- [Problem] Each record below is to be reproduced without any change.

- [Records for this task]
===

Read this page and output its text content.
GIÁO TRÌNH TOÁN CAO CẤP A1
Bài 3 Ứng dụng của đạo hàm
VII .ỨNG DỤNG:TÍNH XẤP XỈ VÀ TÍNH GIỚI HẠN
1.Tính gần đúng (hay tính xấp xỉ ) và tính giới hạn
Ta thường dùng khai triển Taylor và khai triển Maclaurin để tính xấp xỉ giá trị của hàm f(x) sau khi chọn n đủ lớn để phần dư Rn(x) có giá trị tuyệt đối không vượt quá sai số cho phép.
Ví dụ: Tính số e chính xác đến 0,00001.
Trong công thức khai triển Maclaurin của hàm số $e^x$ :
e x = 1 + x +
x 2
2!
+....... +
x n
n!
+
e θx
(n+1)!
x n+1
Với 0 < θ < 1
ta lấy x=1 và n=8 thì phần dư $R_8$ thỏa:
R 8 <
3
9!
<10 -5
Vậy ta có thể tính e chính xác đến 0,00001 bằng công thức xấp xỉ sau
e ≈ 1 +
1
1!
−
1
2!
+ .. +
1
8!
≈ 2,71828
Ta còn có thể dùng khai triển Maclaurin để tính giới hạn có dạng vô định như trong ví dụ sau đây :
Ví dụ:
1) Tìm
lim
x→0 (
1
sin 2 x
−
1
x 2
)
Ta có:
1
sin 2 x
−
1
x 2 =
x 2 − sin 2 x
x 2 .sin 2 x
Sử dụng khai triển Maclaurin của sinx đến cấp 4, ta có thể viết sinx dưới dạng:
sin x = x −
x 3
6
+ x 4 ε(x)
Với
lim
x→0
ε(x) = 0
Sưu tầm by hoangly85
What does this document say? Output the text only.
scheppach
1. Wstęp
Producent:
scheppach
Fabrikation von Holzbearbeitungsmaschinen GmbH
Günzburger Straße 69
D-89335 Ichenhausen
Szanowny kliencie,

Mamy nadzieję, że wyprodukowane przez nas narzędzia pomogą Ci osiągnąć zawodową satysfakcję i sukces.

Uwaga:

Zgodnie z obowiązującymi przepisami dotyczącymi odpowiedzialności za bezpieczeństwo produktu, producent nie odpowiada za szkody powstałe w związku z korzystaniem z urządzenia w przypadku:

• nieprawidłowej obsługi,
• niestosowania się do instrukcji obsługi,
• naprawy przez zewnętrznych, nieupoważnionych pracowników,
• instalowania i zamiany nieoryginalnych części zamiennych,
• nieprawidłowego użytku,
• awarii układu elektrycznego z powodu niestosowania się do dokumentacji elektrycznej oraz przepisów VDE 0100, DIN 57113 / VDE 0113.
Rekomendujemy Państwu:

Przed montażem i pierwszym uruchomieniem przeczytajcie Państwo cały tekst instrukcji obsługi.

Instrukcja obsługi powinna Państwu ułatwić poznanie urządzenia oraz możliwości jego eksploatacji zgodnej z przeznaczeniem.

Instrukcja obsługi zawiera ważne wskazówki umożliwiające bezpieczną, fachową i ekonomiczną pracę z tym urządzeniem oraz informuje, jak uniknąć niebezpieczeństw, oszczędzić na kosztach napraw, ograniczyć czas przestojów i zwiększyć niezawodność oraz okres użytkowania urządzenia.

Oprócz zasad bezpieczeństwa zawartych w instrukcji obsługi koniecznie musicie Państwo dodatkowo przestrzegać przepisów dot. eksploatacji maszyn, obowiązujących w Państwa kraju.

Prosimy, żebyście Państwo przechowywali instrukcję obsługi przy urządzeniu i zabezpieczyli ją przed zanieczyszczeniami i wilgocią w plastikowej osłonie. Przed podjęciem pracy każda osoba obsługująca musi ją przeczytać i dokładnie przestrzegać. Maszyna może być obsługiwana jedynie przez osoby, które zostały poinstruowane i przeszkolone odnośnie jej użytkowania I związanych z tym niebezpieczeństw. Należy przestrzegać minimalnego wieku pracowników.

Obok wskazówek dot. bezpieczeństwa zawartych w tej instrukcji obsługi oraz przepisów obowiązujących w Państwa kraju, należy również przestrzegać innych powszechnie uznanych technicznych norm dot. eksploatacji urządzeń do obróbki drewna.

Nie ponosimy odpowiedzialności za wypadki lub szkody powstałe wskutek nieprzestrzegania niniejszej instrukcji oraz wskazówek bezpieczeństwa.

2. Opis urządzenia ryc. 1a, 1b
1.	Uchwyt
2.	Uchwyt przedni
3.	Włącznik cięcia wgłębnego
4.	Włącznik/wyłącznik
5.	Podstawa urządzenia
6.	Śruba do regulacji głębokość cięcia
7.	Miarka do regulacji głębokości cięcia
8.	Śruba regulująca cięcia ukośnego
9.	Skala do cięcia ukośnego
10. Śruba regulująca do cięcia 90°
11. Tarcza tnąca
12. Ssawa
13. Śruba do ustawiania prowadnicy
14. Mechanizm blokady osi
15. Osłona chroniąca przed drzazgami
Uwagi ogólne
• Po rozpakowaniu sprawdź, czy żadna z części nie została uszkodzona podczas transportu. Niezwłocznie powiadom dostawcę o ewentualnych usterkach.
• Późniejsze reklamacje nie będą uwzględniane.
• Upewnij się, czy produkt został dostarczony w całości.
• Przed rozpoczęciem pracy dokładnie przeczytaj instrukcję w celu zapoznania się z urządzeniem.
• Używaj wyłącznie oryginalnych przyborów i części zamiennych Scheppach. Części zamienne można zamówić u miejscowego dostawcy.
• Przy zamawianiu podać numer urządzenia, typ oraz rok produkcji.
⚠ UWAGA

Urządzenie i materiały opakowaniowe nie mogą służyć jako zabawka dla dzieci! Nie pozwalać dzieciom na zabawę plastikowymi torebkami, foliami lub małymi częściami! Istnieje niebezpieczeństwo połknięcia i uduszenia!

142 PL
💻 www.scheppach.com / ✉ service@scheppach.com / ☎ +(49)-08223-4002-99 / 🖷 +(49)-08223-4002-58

===

- [Exercise answer]
Read this page and output its text content.
GIÁO TRÌNH TOÁN CAO CẤP A1
Bài 3 Ứng dụng của đạo hàm
VII .ỨNG DỤNG:TÍNH XẤP XỈ VÀ TÍNH GIỚI HẠN
1.Tính gần đúng (hay tính xấp xỉ ) và tính giới hạn
Ta thường dùng khai triển Taylor và khai triển Maclaurin để tính xấp xỉ giá trị của hàm f(x) sau khi chọn n đủ lớn để phần dư Rn(x) có giá trị tuyệt đối không vượt quá sai số cho phép.
Ví dụ: Tính số e chính xác đến 0,00001.
Trong công thức khai triển Maclaurin của hàm số $e^x$ :
e x = 1 + x +
x 2
2!
+....... +
x n
n!
+
e θx
(n+1)!
x n+1
Với 0 < θ < 1
ta lấy x=1 và n=8 thì phần dư $R_8$ thỏa:
R 8 <
3
9!
<10 -5
Vậy ta có thể tính e chính xác đến 0,00001 bằng công thức xấp xỉ sau
e ≈ 1 +
1
1!
−
1
2!
+ .. +
1
8!
≈ 2,71828
Ta còn có thể dùng khai triển Maclaurin để tính giới hạn có dạng vô định như trong ví dụ sau đây :
Ví dụ:
1) Tìm
lim
x→0 (
1
sin 2 x
−
1
x 2
)
Ta có:
1
sin 2 x
−
1
x 2 =
x 2 − sin 2 x
x 2 .sin 2 x
Sử dụng khai triển Maclaurin của sinx đến cấp 4, ta có thể viết sinx dưới dạng:
sin x = x −
x 3
6
+ x 4 ε(x)
Với
lim
x→0
ε(x) = 0
Sưu tầm by hoangly85
What does this document say? Output the text only.
scheppach
1. Wstęp
Producent:
scheppach
Fabrikation von Holzbearbeitungsmaschinen GmbH
Günzburger Straße 69
D-89335 Ichenhausen
Szanowny kliencie,

Mamy nadzieję, że wyprodukowane przez nas narzędzia pomogą Ci osiągnąć zawodową satysfakcję i sukces.

Uwaga:

Zgodnie z obowiązującymi przepisami dotyczącymi odpowiedzialności za bezpieczeństwo produktu, producent nie odpowiada za szkody powstałe w związku z korzystaniem z urządzenia w przypadku:

• nieprawidłowej obsługi,
• niestosowania się do instrukcji obsługi,
• naprawy przez zewnętrznych, nieupoważnionych pracowników,
• instalowania i zamiany nieoryginalnych części zamiennych,
• nieprawidłowego użytku,
• awarii układu elektrycznego z powodu niestosowania się do dokumentacji elektrycznej oraz przepisów VDE 0100, DIN 57113 / VDE 0113.
Rekomendujemy Państwu:

Przed montażem i pierwszym uruchomieniem przeczytajcie Państwo cały tekst instrukcji obsługi.

Instrukcja obsługi powinna Państwu ułatwić poznanie urządzenia oraz możliwości jego eksploatacji zgodnej z przeznaczeniem.

Instrukcja obsługi zawiera ważne wskazówki umożliwiające bezpieczną, fachową i ekonomiczną pracę z tym urządzeniem oraz informuje, jak uniknąć niebezpieczeństw, oszczędzić na kosztach napraw, ograniczyć czas przestojów i zwiększyć niezawodność oraz okres użytkowania urządzenia.

Oprócz zasad bezpieczeństwa zawartych w instrukcji obsługi koniecznie musicie Państwo dodatkowo przestrzegać przepisów dot. eksploatacji maszyn, obowiązujących w Państwa kraju.

Prosimy, żebyście Państwo przechowywali instrukcję obsługi przy urządzeniu i zabezpieczyli ją przed zanieczyszczeniami i wilgocią w plastikowej osłonie. Przed podjęciem pracy każda osoba obsługująca musi ją przeczytać i dokładnie przestrzegać. Maszyna może być obsługiwana jedynie przez osoby, które zostały poinstruowane i przeszkolone odnośnie jej użytkowania I związanych z tym niebezpieczeństw. Należy przestrzegać minimalnego wieku pracowników.

Obok wskazówek dot. bezpieczeństwa zawartych w tej instrukcji obsługi oraz przepisów obowiązujących w Państwa kraju, należy również przestrzegać innych powszechnie uznanych technicznych norm dot. eksploatacji urządzeń do obróbki drewna.

Nie ponosimy odpowiedzialności za wypadki lub szkody powstałe wskutek nieprzestrzegania niniejszej instrukcji oraz wskazówek bezpieczeństwa.

2. Opis urządzenia ryc. 1a, 1b
1.	Uchwyt
2.	Uchwyt przedni
3.	Włącznik cięcia wgłębnego
4.	Włącznik/wyłącznik
5.	Podstawa urządzenia
6.	Śruba do regulacji głębokość cięcia
7.	Miarka do regulacji głębokości cięcia
8.	Śruba regulująca cięcia ukośnego
9.	Skala do cięcia ukośnego
10. Śruba regulująca do cięcia 90°
11. Tarcza tnąca
12. Ssawa
13. Śruba do ustawiania prowadnicy
14. Mechanizm blokady osi
15. Osłona chroniąca przed drzazgami
Uwagi ogólne
• Po rozpakowaniu sprawdź, czy żadna z części nie została uszkodzona podczas transportu. Niezwłocznie powiadom dostawcę o ewentualnych usterkach.
• Późniejsze reklamacje nie będą uwzględniane.
• Upewnij się, czy produkt został dostarczony w całości.
• Przed rozpoczęciem pracy dokładnie przeczytaj instrukcję w celu zapoznania się z urządzeniem.
• Używaj wyłącznie oryginalnych przyborów i części zamiennych Scheppach. Części zamienne można zamówić u miejscowego dostawcy.
• Przy zamawianiu podać numer urządzenia, typ oraz rok produkcji.
⚠ UWAGA

Urządzenie i materiały opakowaniowe nie mogą służyć jako zabawka dla dzieci! Nie pozwalać dzieciom na zabawę plastikowymi torebkami, foliami lub małymi częściami! Istnieje niebezpieczeństwo połknięcia i uduszenia!

142 PL
💻 www.scheppach.com / ✉ service@scheppach.com / ☎ +(49)-08223-4002-99 / 🖷 +(49)-08223-4002-58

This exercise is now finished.